| Written instruction |
In the copy, include every entry exactly but none of the images.

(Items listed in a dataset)
• • • • •

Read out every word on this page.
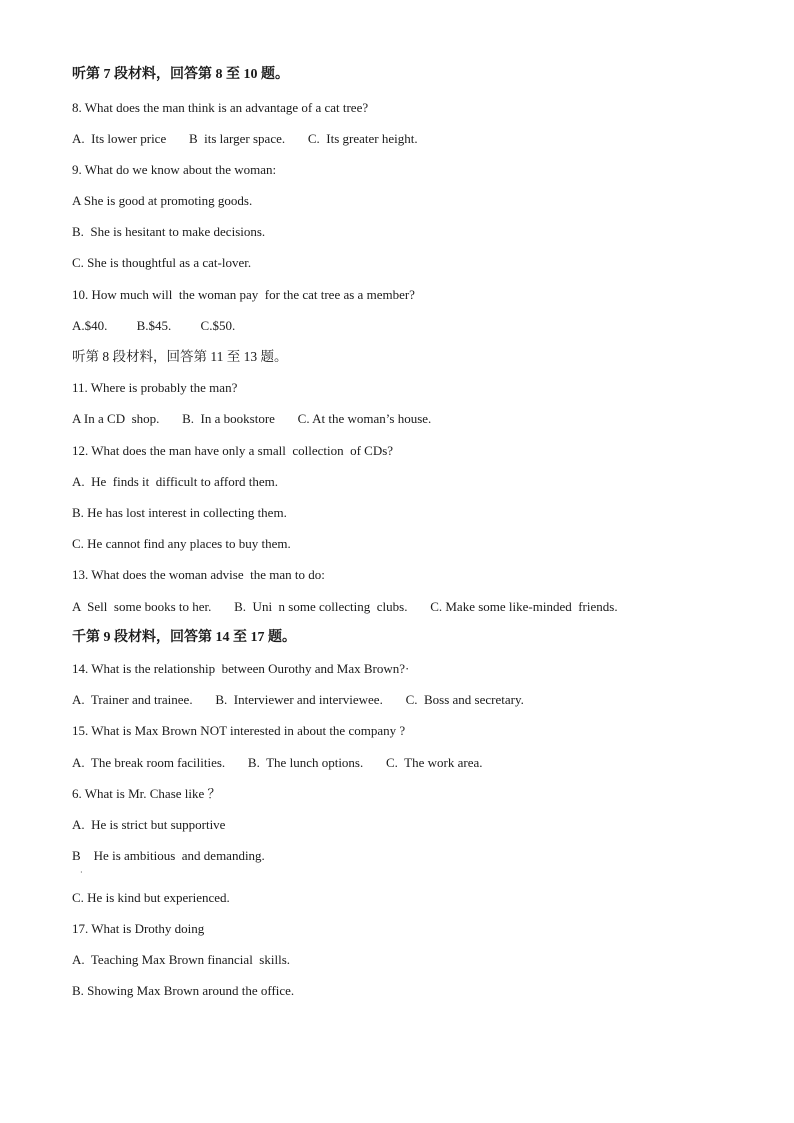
听第 7 段材料，回答第 8 至 10 题。
8. What does the man think is an advantage of a cat tree?
A.  Its lower price       B  its larger space.       C.  Its greater height.
9. What do we know about the woman:
A She is good at promoting goods.
B.  She is hesitant to make decisions.
C. She is thoughtful as a cat-lover.
10. How much will  the woman pay  for the cat tree as a member?
A.$40.         B.$45.         C.$50.
听第 8 段材料，回答第 11 至 13 题。
11. Where is probably the man?
A In a CD  shop.       B.  In a bookstore       C. At the woman’s house.
12. What does the man have only a small  collection  of CDs?
A.  He  finds it  difficult to afford them.
B. He has lost interest in collecting them.
C. He cannot find any places to buy them.
13. What does the woman advise  the man to do:
A  Sell  some books to her.       B.  Uni  n some collecting  clubs.       C. Make some like-minded  friends.
千第 9 段材料，回答第 14 至 17 题。
14. What is the relationship  between Ourothy and Max Brown?·
A.  Trainer and trainee.       B.  Interviewer and interviewee.       C.  Boss and secretary.
15. What is Max Brown NOT interested in about the company ?
A.  The break room facilities.       B.  The lunch options.       C.  The work area.
6. What is Mr. Chase like ？
A.  He is strict but supportive
B    He is ambitious  and demanding.
·
C. He is kind but experienced.
17. What is Drothy doing
A.  Teaching Max Brown financial  skills.
B. Showing Max Brown around the office.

• • • • •

| Exercise response |
Read out every word on this page.
听第 7 段材料，回答第 8 至 10 题。
8. What does the man think is an advantage of a cat tree?
A.  Its lower price       B  its larger space.       C.  Its greater height.
9. What do we know about the woman:
A She is good at promoting goods.
B.  She is hesitant to make decisions.
C. She is thoughtful as a cat-lover.
10. How much will  the woman pay  for the cat tree as a member?
A.$40.         B.$45.         C.$50.
听第 8 段材料，回答第 11 至 13 题。
11. Where is probably the man?
A In a CD  shop.       B.  In a bookstore       C. At the woman’s house.
12. What does the man have only a small  collection  of CDs?
A.  He  finds it  difficult to afford them.
B. He has lost interest in collecting them.
C. He cannot find any places to buy them.
13. What does the woman advise  the man to do:
A  Sell  some books to her.       B.  Uni  n some collecting  clubs.       C. Make some like-minded  friends.
千第 9 段材料，回答第 14 至 17 题。
14. What is the relationship  between Ourothy and Max Brown?·
A.  Trainer and trainee.       B.  Interviewer and interviewee.       C.  Boss and secretary.
15. What is Max Brown NOT interested in about the company ?
A.  The break room facilities.       B.  The lunch options.       C.  The work area.
6. What is Mr. Chase like ？
A.  He is strict but supportive
B    He is ambitious  and demanding.
·
C. He is kind but experienced.
17. What is Drothy doing
A.  Teaching Max Brown financial  skills.
B. Showing Max Brown around the office.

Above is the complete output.